---- Given entries

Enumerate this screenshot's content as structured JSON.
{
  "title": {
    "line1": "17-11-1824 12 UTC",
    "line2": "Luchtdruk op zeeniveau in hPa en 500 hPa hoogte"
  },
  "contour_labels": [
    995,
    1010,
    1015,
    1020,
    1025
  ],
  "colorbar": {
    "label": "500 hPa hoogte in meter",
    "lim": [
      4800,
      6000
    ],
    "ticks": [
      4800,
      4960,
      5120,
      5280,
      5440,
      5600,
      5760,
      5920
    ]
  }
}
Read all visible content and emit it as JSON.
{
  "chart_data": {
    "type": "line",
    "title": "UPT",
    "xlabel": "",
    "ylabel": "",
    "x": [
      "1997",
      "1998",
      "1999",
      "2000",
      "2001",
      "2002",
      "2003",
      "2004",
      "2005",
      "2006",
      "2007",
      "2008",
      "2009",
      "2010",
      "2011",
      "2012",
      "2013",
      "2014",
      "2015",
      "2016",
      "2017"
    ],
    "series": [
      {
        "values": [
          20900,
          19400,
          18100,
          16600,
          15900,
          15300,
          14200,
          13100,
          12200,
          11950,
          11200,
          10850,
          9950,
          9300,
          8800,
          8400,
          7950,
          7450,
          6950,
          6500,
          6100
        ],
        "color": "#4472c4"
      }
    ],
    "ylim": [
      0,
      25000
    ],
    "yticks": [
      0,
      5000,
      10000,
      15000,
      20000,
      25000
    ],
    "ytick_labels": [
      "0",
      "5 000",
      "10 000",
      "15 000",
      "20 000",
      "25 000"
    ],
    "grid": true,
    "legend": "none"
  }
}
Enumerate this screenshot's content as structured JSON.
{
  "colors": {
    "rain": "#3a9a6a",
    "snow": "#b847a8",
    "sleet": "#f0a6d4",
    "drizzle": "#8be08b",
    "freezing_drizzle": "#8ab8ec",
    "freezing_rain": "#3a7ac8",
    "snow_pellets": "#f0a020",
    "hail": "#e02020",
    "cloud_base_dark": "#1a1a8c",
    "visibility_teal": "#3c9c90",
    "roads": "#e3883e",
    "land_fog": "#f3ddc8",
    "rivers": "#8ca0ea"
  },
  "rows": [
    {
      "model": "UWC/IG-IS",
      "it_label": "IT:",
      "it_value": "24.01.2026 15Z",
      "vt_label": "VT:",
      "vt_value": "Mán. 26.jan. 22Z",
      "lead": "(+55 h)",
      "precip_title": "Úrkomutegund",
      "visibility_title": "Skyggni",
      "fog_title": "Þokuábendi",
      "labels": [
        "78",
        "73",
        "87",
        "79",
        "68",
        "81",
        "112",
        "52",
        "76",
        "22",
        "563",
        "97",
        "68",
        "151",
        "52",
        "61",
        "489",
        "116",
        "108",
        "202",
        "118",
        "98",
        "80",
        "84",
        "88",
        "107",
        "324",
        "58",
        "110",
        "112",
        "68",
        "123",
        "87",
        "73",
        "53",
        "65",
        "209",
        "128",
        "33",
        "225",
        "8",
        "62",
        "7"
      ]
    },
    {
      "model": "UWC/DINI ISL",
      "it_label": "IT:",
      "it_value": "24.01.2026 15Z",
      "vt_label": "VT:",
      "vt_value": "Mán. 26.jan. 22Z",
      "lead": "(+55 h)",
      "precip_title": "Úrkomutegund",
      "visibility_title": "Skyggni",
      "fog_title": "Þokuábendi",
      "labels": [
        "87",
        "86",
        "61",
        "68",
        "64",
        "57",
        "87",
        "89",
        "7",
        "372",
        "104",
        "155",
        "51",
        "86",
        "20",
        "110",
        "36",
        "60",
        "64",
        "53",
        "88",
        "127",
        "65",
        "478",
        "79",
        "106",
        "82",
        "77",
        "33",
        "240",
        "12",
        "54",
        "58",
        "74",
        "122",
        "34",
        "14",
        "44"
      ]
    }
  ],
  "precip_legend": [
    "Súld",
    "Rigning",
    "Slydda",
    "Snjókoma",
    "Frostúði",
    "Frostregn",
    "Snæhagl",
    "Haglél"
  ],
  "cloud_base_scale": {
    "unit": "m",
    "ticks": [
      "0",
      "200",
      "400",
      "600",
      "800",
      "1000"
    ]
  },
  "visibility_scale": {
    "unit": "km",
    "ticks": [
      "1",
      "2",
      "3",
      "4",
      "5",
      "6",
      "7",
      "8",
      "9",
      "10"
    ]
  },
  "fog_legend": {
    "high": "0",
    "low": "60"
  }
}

--------

### Instructions to follow:
Keep only those lines of the records that hold "hoogte", and return them.

### Answer to this exercise:
    "line2": "Luchtdruk op zeeniveau in hPa en 500 hPa hoogte"
    "label": "500 hPa hoogte in meter",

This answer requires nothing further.